> Information supplied
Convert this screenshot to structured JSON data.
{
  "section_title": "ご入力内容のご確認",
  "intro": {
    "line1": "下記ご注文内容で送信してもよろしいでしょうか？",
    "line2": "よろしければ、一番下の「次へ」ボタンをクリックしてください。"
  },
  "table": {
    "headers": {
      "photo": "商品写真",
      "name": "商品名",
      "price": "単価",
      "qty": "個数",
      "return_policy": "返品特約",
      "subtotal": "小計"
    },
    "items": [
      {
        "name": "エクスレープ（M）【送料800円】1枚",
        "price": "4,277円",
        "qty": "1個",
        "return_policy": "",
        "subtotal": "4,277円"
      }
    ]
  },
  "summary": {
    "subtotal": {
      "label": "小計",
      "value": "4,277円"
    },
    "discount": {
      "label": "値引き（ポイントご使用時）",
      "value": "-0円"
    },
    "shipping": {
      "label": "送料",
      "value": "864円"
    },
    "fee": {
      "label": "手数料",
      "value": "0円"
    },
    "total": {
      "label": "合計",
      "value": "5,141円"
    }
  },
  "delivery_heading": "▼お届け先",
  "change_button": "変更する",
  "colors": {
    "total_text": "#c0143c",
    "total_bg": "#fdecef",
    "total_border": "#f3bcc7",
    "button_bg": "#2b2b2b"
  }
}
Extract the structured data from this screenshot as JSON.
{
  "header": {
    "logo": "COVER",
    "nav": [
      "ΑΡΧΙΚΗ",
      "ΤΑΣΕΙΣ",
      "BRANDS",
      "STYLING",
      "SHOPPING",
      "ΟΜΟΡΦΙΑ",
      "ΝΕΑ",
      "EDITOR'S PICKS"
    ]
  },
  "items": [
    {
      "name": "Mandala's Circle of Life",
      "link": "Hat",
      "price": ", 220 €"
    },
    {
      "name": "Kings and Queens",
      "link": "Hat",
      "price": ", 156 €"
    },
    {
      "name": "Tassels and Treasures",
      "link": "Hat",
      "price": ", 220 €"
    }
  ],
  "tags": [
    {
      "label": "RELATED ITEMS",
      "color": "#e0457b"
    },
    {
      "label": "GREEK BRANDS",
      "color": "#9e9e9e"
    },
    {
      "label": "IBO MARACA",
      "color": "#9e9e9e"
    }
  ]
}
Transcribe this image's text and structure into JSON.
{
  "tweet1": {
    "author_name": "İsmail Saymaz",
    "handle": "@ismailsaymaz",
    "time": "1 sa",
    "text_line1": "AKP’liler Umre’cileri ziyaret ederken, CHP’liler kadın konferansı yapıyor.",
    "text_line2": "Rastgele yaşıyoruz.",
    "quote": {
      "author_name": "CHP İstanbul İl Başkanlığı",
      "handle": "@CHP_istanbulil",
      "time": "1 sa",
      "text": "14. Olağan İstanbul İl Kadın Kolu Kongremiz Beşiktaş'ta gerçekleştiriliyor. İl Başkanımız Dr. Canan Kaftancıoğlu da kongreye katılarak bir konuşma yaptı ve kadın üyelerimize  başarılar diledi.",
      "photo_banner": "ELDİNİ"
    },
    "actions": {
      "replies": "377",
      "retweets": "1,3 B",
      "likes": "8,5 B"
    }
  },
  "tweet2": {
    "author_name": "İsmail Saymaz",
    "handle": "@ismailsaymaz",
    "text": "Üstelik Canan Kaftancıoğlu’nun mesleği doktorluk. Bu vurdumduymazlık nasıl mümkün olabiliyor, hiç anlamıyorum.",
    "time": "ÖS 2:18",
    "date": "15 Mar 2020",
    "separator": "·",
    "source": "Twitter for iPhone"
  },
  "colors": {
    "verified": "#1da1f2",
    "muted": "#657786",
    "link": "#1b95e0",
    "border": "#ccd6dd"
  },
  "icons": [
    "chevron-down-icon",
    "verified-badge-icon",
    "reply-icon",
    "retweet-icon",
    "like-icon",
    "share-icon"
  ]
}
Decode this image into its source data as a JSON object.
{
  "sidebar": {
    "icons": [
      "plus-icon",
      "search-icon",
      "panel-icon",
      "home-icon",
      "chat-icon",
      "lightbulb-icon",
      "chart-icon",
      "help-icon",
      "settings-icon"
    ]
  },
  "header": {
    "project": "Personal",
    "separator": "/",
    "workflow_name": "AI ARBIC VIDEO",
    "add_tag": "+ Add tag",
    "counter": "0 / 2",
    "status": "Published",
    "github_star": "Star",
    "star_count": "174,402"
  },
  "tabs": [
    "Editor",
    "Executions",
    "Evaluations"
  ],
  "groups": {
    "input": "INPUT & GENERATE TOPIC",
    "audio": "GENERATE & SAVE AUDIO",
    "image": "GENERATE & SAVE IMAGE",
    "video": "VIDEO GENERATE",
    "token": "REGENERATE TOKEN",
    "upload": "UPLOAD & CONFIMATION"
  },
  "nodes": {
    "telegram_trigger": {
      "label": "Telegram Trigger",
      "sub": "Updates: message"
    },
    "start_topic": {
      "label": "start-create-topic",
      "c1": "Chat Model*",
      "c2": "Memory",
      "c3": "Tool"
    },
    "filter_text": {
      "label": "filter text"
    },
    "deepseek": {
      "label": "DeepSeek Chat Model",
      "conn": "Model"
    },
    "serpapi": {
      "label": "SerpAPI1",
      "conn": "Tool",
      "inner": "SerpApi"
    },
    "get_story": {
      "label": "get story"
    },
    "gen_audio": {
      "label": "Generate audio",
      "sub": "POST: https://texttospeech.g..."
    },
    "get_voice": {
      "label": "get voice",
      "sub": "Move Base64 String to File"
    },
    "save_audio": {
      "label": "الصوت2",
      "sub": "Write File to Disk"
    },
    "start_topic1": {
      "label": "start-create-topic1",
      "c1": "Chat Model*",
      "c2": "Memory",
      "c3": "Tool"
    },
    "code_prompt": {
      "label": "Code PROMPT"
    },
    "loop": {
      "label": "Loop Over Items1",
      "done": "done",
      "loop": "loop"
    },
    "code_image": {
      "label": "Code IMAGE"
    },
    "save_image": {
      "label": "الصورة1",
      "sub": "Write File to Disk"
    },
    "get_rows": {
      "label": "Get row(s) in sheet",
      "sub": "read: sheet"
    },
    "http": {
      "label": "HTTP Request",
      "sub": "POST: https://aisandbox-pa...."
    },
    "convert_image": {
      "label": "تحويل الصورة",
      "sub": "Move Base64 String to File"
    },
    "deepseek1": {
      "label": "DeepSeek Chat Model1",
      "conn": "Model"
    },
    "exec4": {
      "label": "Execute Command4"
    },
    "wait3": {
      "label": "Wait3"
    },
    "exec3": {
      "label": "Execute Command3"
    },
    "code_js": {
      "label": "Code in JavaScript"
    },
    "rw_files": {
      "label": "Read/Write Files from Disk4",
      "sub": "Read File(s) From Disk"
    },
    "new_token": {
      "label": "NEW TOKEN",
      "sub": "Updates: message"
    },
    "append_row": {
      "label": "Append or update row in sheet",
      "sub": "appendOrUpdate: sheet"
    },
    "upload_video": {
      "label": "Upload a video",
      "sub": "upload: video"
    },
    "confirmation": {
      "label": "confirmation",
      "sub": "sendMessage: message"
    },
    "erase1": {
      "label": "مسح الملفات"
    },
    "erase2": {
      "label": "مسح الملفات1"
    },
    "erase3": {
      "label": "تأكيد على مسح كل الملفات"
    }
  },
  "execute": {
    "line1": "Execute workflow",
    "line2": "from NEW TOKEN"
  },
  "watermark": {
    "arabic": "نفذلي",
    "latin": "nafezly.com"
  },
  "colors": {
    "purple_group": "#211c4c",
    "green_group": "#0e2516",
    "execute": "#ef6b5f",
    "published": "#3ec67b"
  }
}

> What the exercise asks
Which lines include the word "subtotal"? List them all.

> Output for this exercise
      "subtotal": "小計"
        "subtotal": "4,277円"
    "subtotal": {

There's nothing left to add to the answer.